▶ [Instructions for the task]: Repeat the full listing below verbatim and keep the images out.

(Saved entries)
• • • • •

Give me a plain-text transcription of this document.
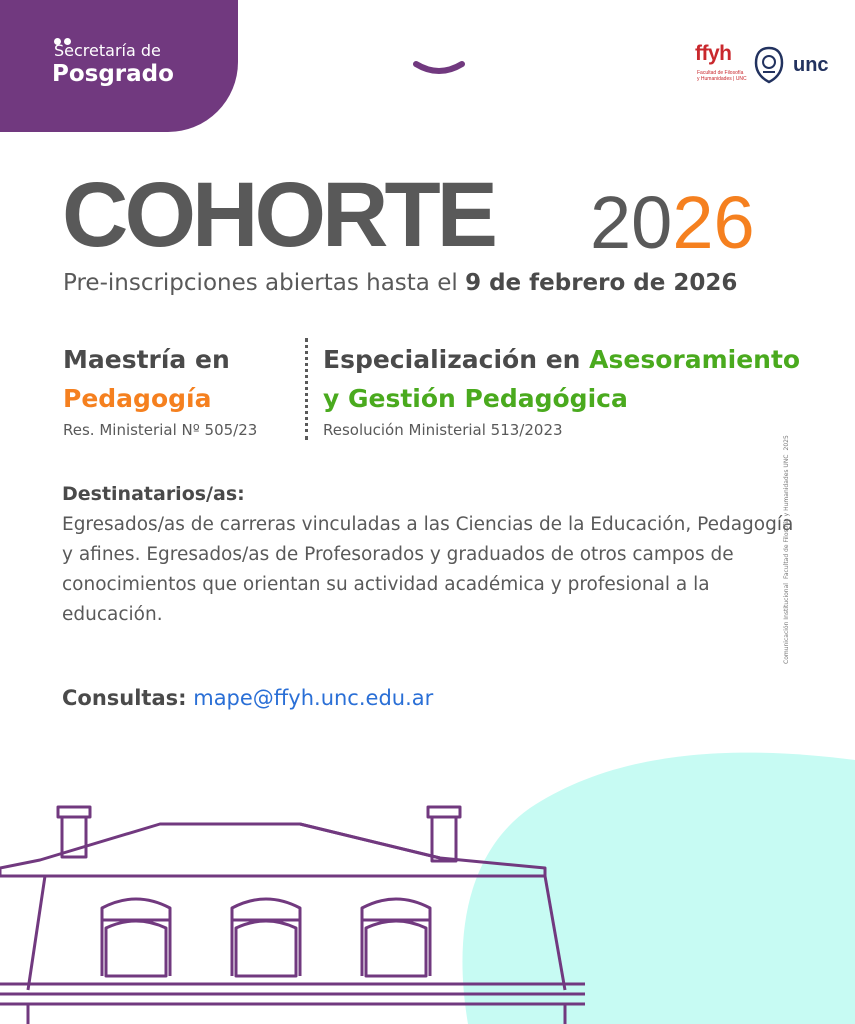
Secretaría de
Posgrado
ffyh
Facultad de Filosofía
y Humanidades | UNC
unc
COHORTE 2026
Pre-inscripciones abiertas hasta el 9 de febrero de 2026
Maestría en
Pedagogía
Res. Ministerial Nº 505/23
Especialización en Asesoramiento
y Gestión Pedagógica
Resolución Ministerial 513/2023
Destinatarios/as:
Egresados/as de carreras vinculadas a las Ciencias de la Educación, Pedagogía y afines. Egresados/as de Profesorados y graduados de otros campos de conocimientos que orientan su actividad académica y profesional a la educación.
Consultas: mape@ffyh.unc.edu.ar
Comunicación InstitucionalFacultad de Filosofía y Humanidades UNC2025
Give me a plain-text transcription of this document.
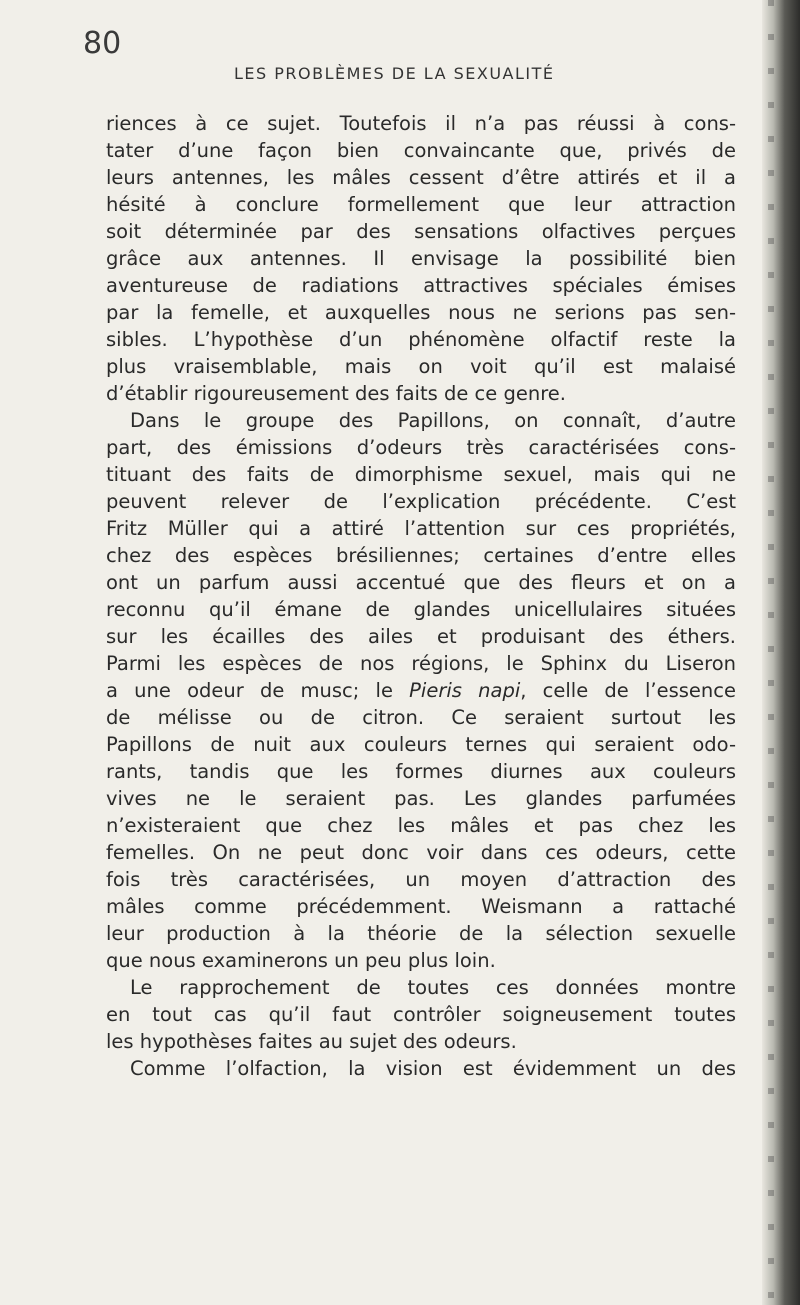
80
LES PROBLÈMES DE LA SEXUALITÉ
riences à ce sujet. Toutefois il n’a pas réussi à cons-
tater d’une façon bien convaincante que, privés de
leurs antennes, les mâles cessent d’être attirés et il a
hésité à conclure formellement que leur attraction
soit déterminée par des sensations olfactives perçues
grâce aux antennes. Il envisage la possibilité bien
aventureuse de radiations attractives spéciales émises
par la femelle, et auxquelles nous ne serions pas sen-
sibles. L’hypothèse d’un phénomène olfactif reste la
plus vraisemblable, mais on voit qu’il est malaisé
d’établir rigoureusement des faits de ce genre.
Dans le groupe des Papillons, on connaît, d’autre
part, des émissions d’odeurs très caractérisées cons-
tituant des faits de dimorphisme sexuel, mais qui ne
peuvent relever de l’explication précédente. C’est
Fritz Müller qui a attiré l’attention sur ces propriétés,
chez des espèces brésiliennes; certaines d’entre elles
ont un parfum aussi accentué que des fleurs et on a
reconnu qu’il émane de glandes unicellulaires situées
sur les écailles des ailes et produisant des éthers.
Parmi les espèces de nos régions, le Sphinx du Liseron
a une odeur de musc; le Pieris napi, celle de l’essence
de mélisse ou de citron. Ce seraient surtout les
Papillons de nuit aux couleurs ternes qui seraient odo-
rants, tandis que les formes diurnes aux couleurs
vives ne le seraient pas. Les glandes parfumées
n’existeraient que chez les mâles et pas chez les
femelles. On ne peut donc voir dans ces odeurs, cette
fois très caractérisées, un moyen d’attraction des
mâles comme précédemment. Weismann a rattaché
leur production à la théorie de la sélection sexuelle
que nous examinerons un peu plus loin.
Le rapprochement de toutes ces données montre
en tout cas qu’il faut contrôler soigneusement toutes
les hypothèses faites au sujet des odeurs.
Comme l’olfaction, la vision est évidemment un des
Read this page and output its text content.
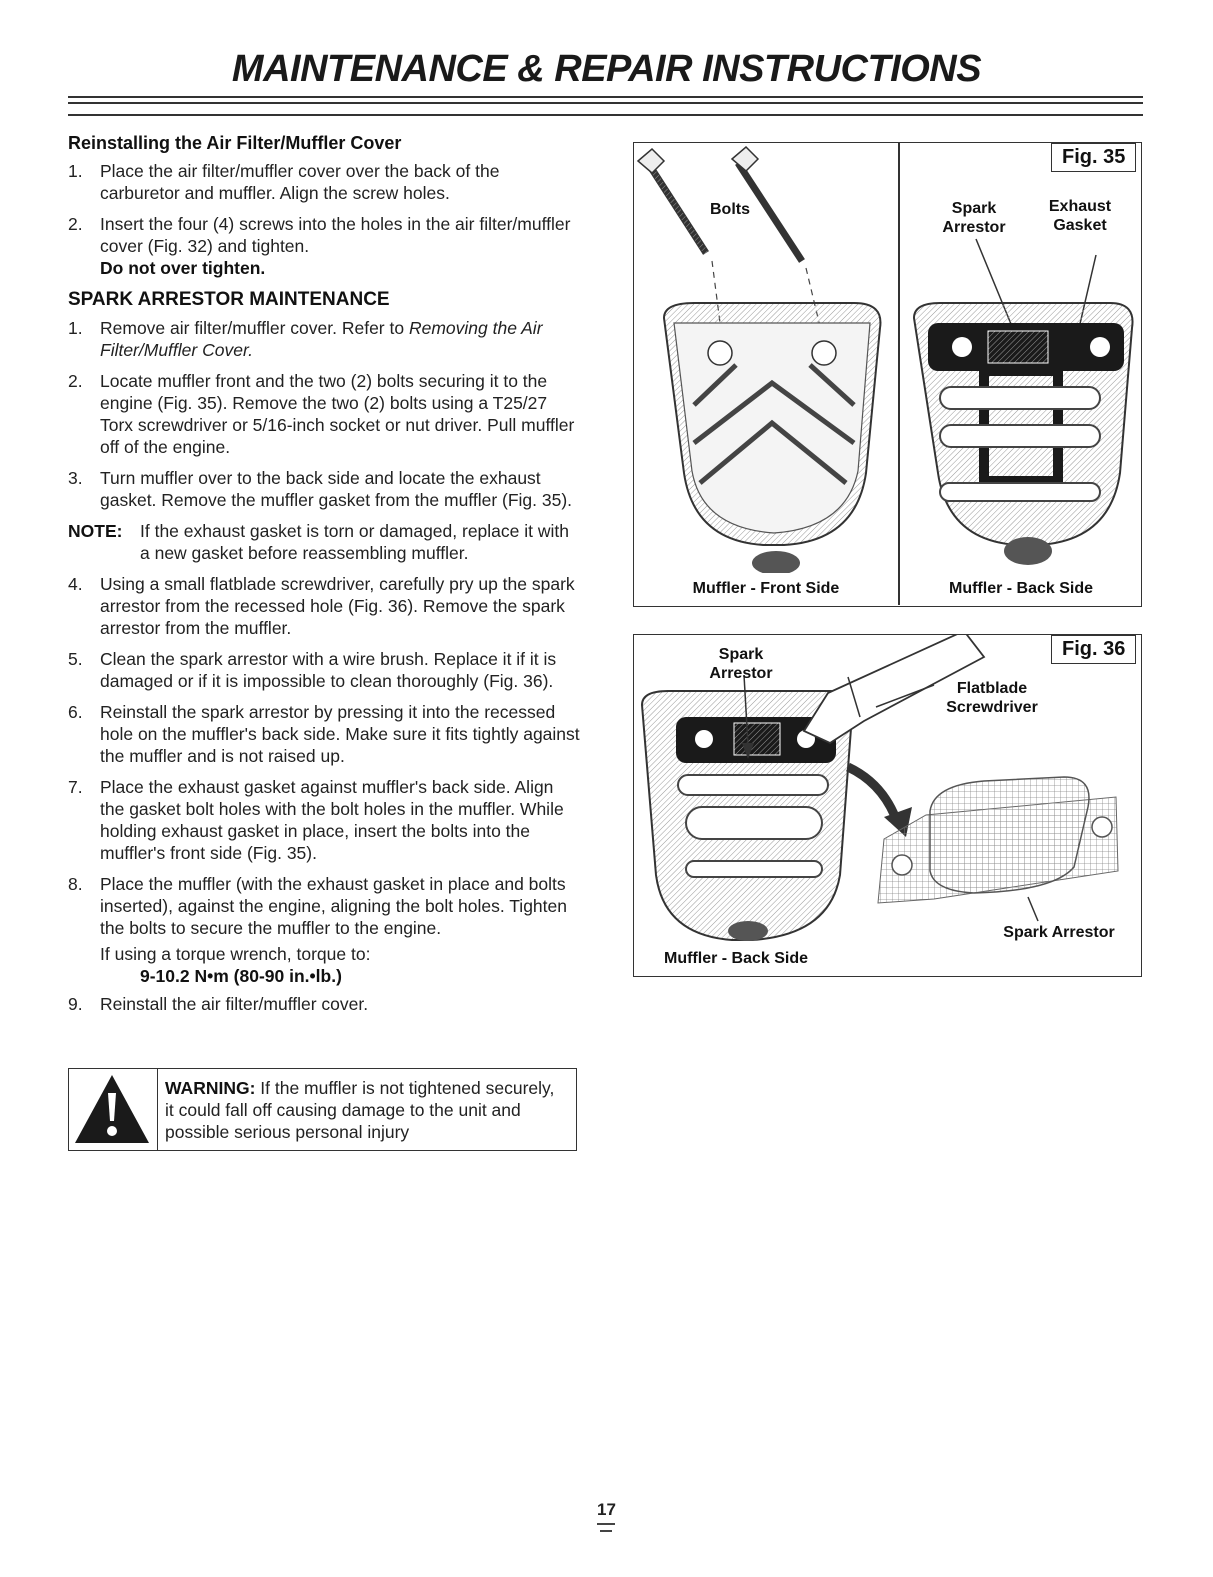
MAINTENANCE & REPAIR INSTRUCTIONS
Reinstalling the Air Filter/Muffler Cover
1. Place the air filter/muffler cover over the back of the carburetor and muffler. Align the screw holes.
2. Insert the four (4) screws into the holes in the air filter/muffler cover (Fig. 32) and tighten.
Do not over tighten.
SPARK ARRESTOR MAINTENANCE
1. Remove air filter/muffler cover. Refer to Removing the Air Filter/Muffler Cover.
2. Locate muffler front and the two (2) bolts securing it to the engine (Fig. 35). Remove the two (2) bolts using a T25/27 Torx screwdriver or 5/16-inch socket or nut driver. Pull muffler off of the engine.
3. Turn muffler over to the back side and locate the exhaust gasket. Remove the muffler gasket from the muffler (Fig. 35).
NOTE: If the exhaust gasket is torn or damaged, replace it with a new gasket before reassembling muffler.
4. Using a small flatblade screwdriver, carefully pry up the spark arrestor from the recessed hole (Fig. 36). Remove the spark arrestor from the muffler.
5. Clean the spark arrestor with a wire brush. Replace it if it is damaged or if it is impossible to clean thoroughly (Fig. 36).
6. Reinstall the spark arrestor by pressing it into the recessed hole on the muffler's back side. Make sure it fits tightly against the muffler and is not raised up.
7. Place the exhaust gasket against muffler's back side. Align the gasket bolt holes with the bolt holes in the muffler. While holding exhaust gasket in place, insert the bolts into the muffler's front side (Fig. 35).
8. Place the muffler (with the exhaust gasket in place and bolts inserted), against the engine, aligning the bolt holes. Tighten the bolts to secure the muffler to the engine.
If using a torque wrench, torque to:
9-10.2 N•m (80-90 in.•lb.)
9. Reinstall the air filter/muffler cover.
WARNING: If the muffler is not tightened securely, it could fall off causing damage to the unit and possible serious personal injury
Fig. 35
Bolts
Muffler - Front Side
Spark
Arrestor
Exhaust
Gasket
Muffler - Back Side
Fig. 36
Spark
Arrestor
Flatblade
Screwdriver
Muffler - Back Side
Spark Arrestor
17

• • • • •

▶ [Exercise result]:
Give me a plain-text transcription of this document.
Secretaría de
Posgrado
ffyh
Facultad de Filosofía
y Humanidades | UNC
unc
COHORTE 2026
Pre-inscripciones abiertas hasta el 9 de febrero de 2026
Maestría en
Pedagogía
Res. Ministerial Nº 505/23
Especialización en Asesoramiento
y Gestión Pedagógica
Resolución Ministerial 513/2023
Destinatarios/as:
Egresados/as de carreras vinculadas a las Ciencias de la Educación, Pedagogía y afines. Egresados/as de Profesorados y graduados de otros campos de conocimientos que orientan su actividad académica y profesional a la educación.
Consultas: mape@ffyh.unc.edu.ar
Comunicación InstitucionalFacultad de Filosofía y Humanidades UNC2025
Give me a plain-text transcription of this document.
80
LES PROBLÈMES DE LA SEXUALITÉ
riences à ce sujet. Toutefois il n’a pas réussi à cons-
tater d’une façon bien convaincante que, privés de
leurs antennes, les mâles cessent d’être attirés et il a
hésité à conclure formellement que leur attraction
soit déterminée par des sensations olfactives perçues
grâce aux antennes. Il envisage la possibilité bien
aventureuse de radiations attractives spéciales émises
par la femelle, et auxquelles nous ne serions pas sen-
sibles. L’hypothèse d’un phénomène olfactif reste la
plus vraisemblable, mais on voit qu’il est malaisé
d’établir rigoureusement des faits de ce genre.
Dans le groupe des Papillons, on connaît, d’autre
part, des émissions d’odeurs très caractérisées cons-
tituant des faits de dimorphisme sexuel, mais qui ne
peuvent relever de l’explication précédente. C’est
Fritz Müller qui a attiré l’attention sur ces propriétés,
chez des espèces brésiliennes; certaines d’entre elles
ont un parfum aussi accentué que des fleurs et on a
reconnu qu’il émane de glandes unicellulaires situées
sur les écailles des ailes et produisant des éthers.
Parmi les espèces de nos régions, le Sphinx du Liseron
a une odeur de musc; le Pieris napi, celle de l’essence
de mélisse ou de citron. Ce seraient surtout les
Papillons de nuit aux couleurs ternes qui seraient odo-
rants, tandis que les formes diurnes aux couleurs
vives ne le seraient pas. Les glandes parfumées
n’existeraient que chez les mâles et pas chez les
femelles. On ne peut donc voir dans ces odeurs, cette
fois très caractérisées, un moyen d’attraction des
mâles comme précédemment. Weismann a rattaché
leur production à la théorie de la sélection sexuelle
que nous examinerons un peu plus loin.
Le rapprochement de toutes ces données montre
en tout cas qu’il faut contrôler soigneusement toutes
les hypothèses faites au sujet des odeurs.
Comme l’olfaction, la vision est évidemment un des
Read this page and output its text content.
MAINTENANCE & REPAIR INSTRUCTIONS
Reinstalling the Air Filter/Muffler Cover
1. Place the air filter/muffler cover over the back of the carburetor and muffler. Align the screw holes.
2. Insert the four (4) screws into the holes in the air filter/muffler cover (Fig. 32) and tighten.
Do not over tighten.
SPARK ARRESTOR MAINTENANCE
1. Remove air filter/muffler cover. Refer to Removing the Air Filter/Muffler Cover.
2. Locate muffler front and the two (2) bolts securing it to the engine (Fig. 35). Remove the two (2) bolts using a T25/27 Torx screwdriver or 5/16-inch socket or nut driver. Pull muffler off of the engine.
3. Turn muffler over to the back side and locate the exhaust gasket. Remove the muffler gasket from the muffler (Fig. 35).
NOTE: If the exhaust gasket is torn or damaged, replace it with a new gasket before reassembling muffler.
4. Using a small flatblade screwdriver, carefully pry up the spark arrestor from the recessed hole (Fig. 36). Remove the spark arrestor from the muffler.
5. Clean the spark arrestor with a wire brush. Replace it if it is damaged or if it is impossible to clean thoroughly (Fig. 36).
6. Reinstall the spark arrestor by pressing it into the recessed hole on the muffler's back side. Make sure it fits tightly against the muffler and is not raised up.
7. Place the exhaust gasket against muffler's back side. Align the gasket bolt holes with the bolt holes in the muffler. While holding exhaust gasket in place, insert the bolts into the muffler's front side (Fig. 35).
8. Place the muffler (with the exhaust gasket in place and bolts inserted), against the engine, aligning the bolt holes. Tighten the bolts to secure the muffler to the engine.
If using a torque wrench, torque to:
9-10.2 N•m (80-90 in.•lb.)
9. Reinstall the air filter/muffler cover.
WARNING: If the muffler is not tightened securely, it could fall off causing damage to the unit and possible serious personal injury
Fig. 35
Bolts
Muffler - Front Side
Spark
Arrestor
Exhaust
Gasket
Muffler - Back Side
Fig. 36
Spark
Arrestor
Flatblade
Screwdriver
Muffler - Back Side
Spark Arrestor
17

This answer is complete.